Instructions to follow: Look through the data below and report how many lines include "профессиональной". Only the number should be given.

---- Data for the task

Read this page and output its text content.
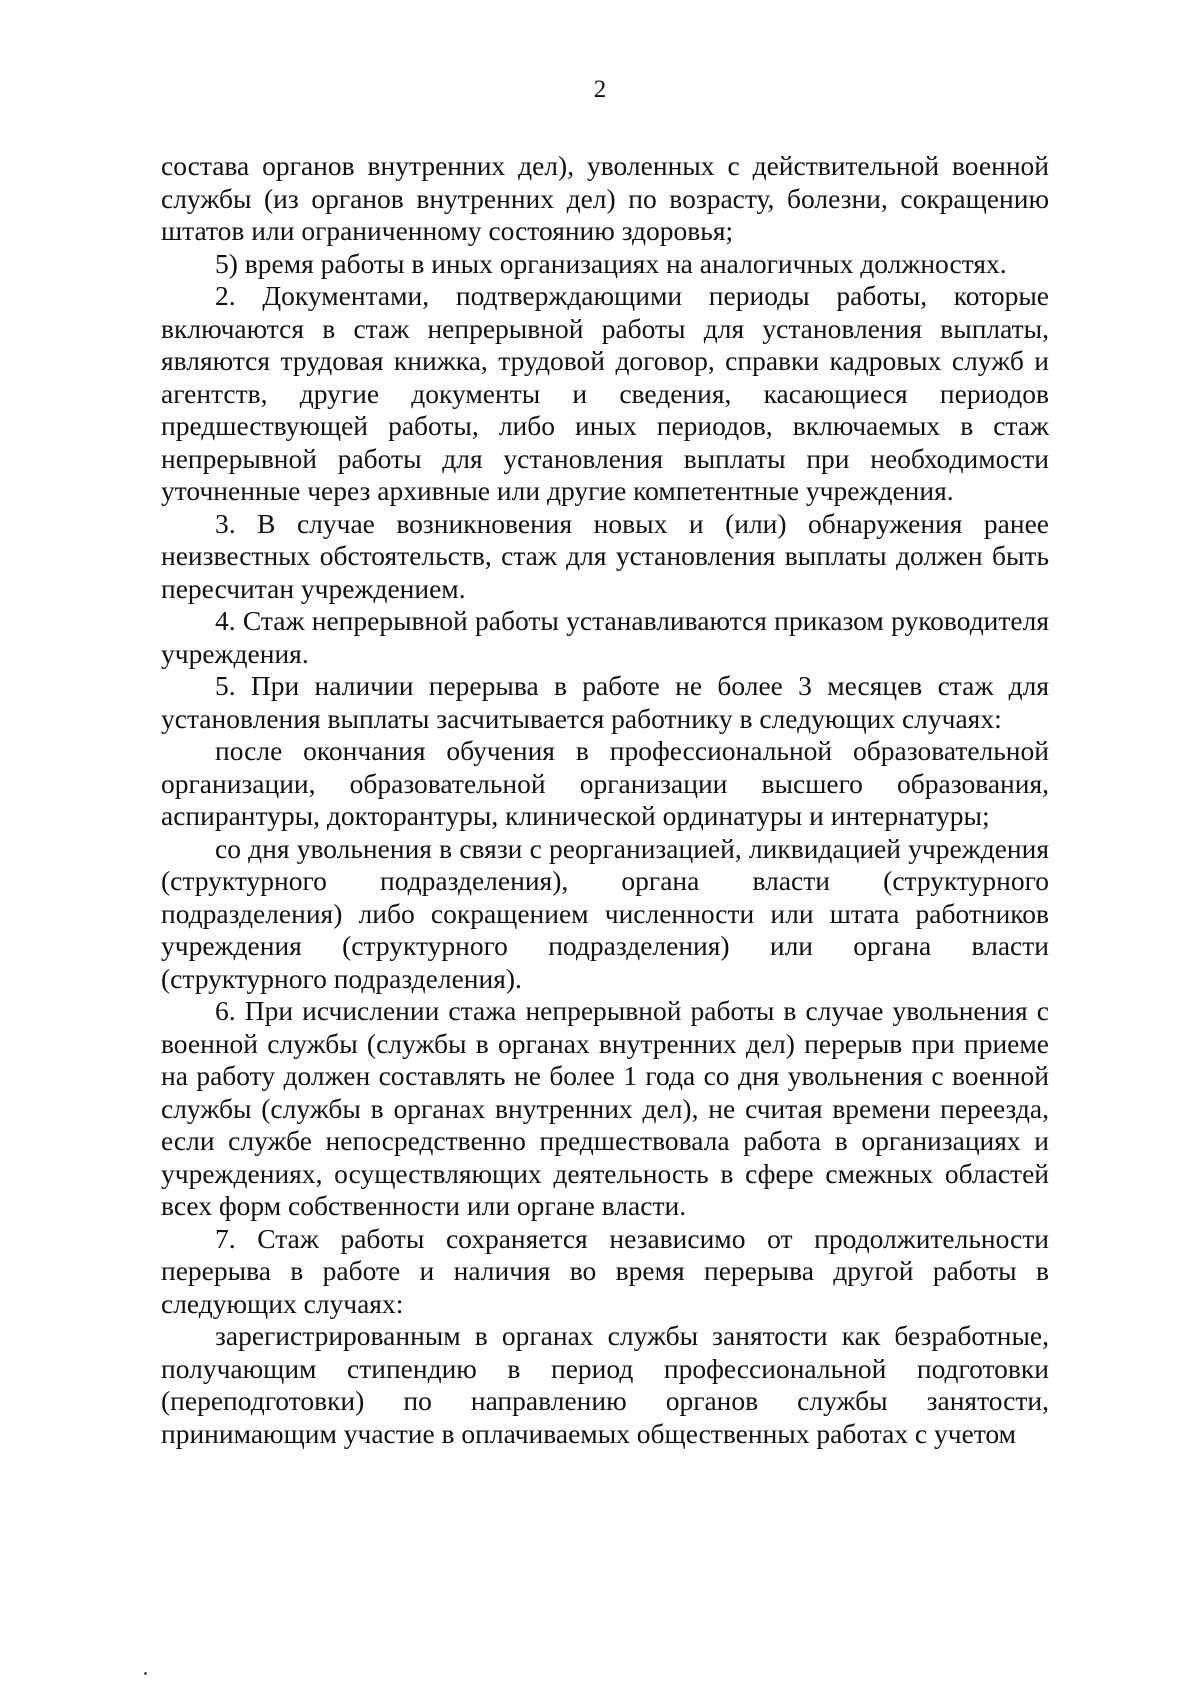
2

состава органов внутренних дел), уволенных с действительной военной службы (из органов внутренних дел) по возрасту, болезни, сокращению штатов или ограниченному состоянию здоровья;

5) время работы в иных организациях на аналогичных должностях.

2. Документами, подтверждающими периоды работы, которые включаются в стаж непрерывной работы для установления выплаты, являются трудовая книжка, трудовой договор, справки кадровых служб и агентств, другие документы и сведения, касающиеся периодов предшествующей работы, либо иных периодов, включаемых в стаж непрерывной работы для установления выплаты при необходимости уточненные через архивные или другие компетентные учреждения.

3. В случае возникновения новых и (или) обнаружения ранее неизвестных обстоятельств, стаж для установления выплаты должен быть пересчитан учреждением.

4. Стаж непрерывной работы устанавливаются приказом руководителя учреждения.

5. При наличии перерыва в работе не более 3 месяцев стаж для установления выплаты засчитывается работнику в следующих случаях:

после окончания обучения в профессиональной образовательной организации, образовательной организации высшего образования, аспирантуры, докторантуры, клинической ординатуры и интернатуры;

со дня увольнения в связи с реорганизацией, ликвидацией учреждения (структурного подразделения), органа власти (структурного подразделения) либо сокращением численности или штата работников учреждения (структурного подразделения) или органа власти (структурного подразделения).

6. При исчислении стажа непрерывной работы в случае увольнения с военной службы (службы в органах внутренних дел) перерыв при приеме на работу должен составлять не более 1 года со дня увольнения с военной службы (службы в органах внутренних дел), не считая времени переезда, если службе непосредственно предшествовала работа в организациях и учреждениях, осуществляющих деятельность в сфере смежных областей всех форм собственности или органе власти.

7. Стаж работы сохраняется независимо от продолжительности перерыва в работе и наличия во время перерыва другой работы в следующих случаях:

зарегистрированным в органах службы занятости как безработные, получающим стипендию в период профессиональной подготовки (переподготовки) по направлению органов службы занятости, принимающим участие в оплачиваемых общественных работах с учетом
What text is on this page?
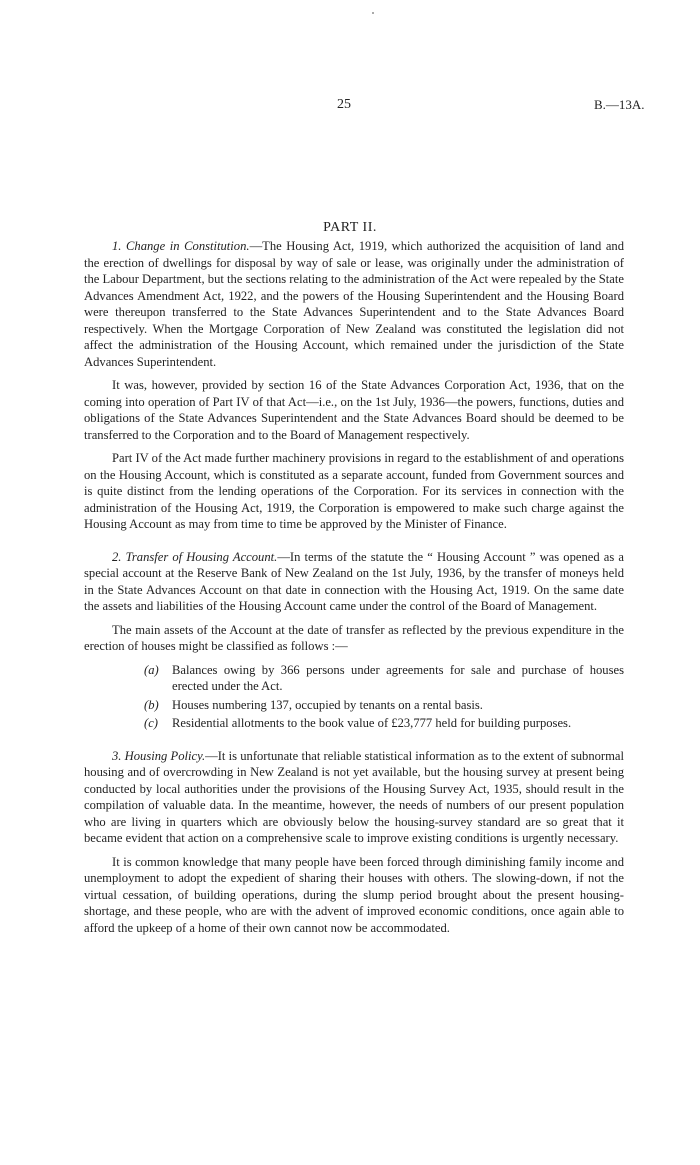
25	B.—13A.
PART II.

1. Change in Constitution.—The Housing Act, 1919, which authorized the acquisition of land and the erection of dwellings for disposal by way of sale or lease, was originally under the administration of the Labour Department, but the sections relating to the administration of the Act were repealed by the State Advances Amendment Act, 1922, and the powers of the Housing Superintendent and the Housing Board were thereupon transferred to the State Advances Superintendent and to the State Advances Board respectively. When the Mortgage Corporation of New Zealand was constituted the legislation did not affect the administration of the Housing Account, which remained under the jurisdiction of the State Advances Superintendent.

It was, however, provided by section 16 of the State Advances Corporation Act, 1936, that on the coming into operation of Part IV of that Act—i.e., on the 1st July, 1936—the powers, functions, duties and obligations of the State Advances Superintendent and the State Advances Board should be deemed to be transferred to the Corporation and to the Board of Management respectively.

Part IV of the Act made further machinery provisions in regard to the establishment of and operations on the Housing Account, which is constituted as a separate account, funded from Government sources and is quite distinct from the lending operations of the Corporation. For its services in connection with the administration of the Housing Act, 1919, the Corporation is empowered to make such charge against the Housing Account as may from time to time be approved by the Minister of Finance.

2. Transfer of Housing Account.—In terms of the statute the “ Housing Account ” was opened as a special account at the Reserve Bank of New Zealand on the 1st July, 1936, by the transfer of moneys held in the State Advances Account on that date in connection with the Housing Act, 1919. On the same date the assets and liabilities of the Housing Account came under the control of the Board of Management.

The main assets of the Account at the date of transfer as reflected by the previous expenditure in the erection of houses might be classified as follows :—

(a) Balances owing by 366 persons under agreements for sale and purchase of houses erected under the Act.
(b) Houses numbering 137, occupied by tenants on a rental basis.
(c) Residential allotments to the book value of £23,777 held for building purposes.

3. Housing Policy.—It is unfortunate that reliable statistical information as to the extent of subnormal housing and of overcrowding in New Zealand is not yet available, but the housing survey at present being conducted by local authorities under the provisions of the Housing Survey Act, 1935, should result in the compilation of valuable data. In the meantime, however, the needs of numbers of our present population who are living in quarters which are obviously below the housing-survey standard are so great that it became evident that action on a comprehensive scale to improve existing conditions is urgently necessary.

It is common knowledge that many people have been forced through diminishing family income and unemployment to adopt the expedient of sharing their houses with others. The slowing-down, if not the virtual cessation, of building operations, during the slump period brought about the present housing-shortage, and these people, who are with the advent of improved economic conditions, once again able to afford the upkeep of a home of their own cannot now be accommodated.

--------

Finished task: 2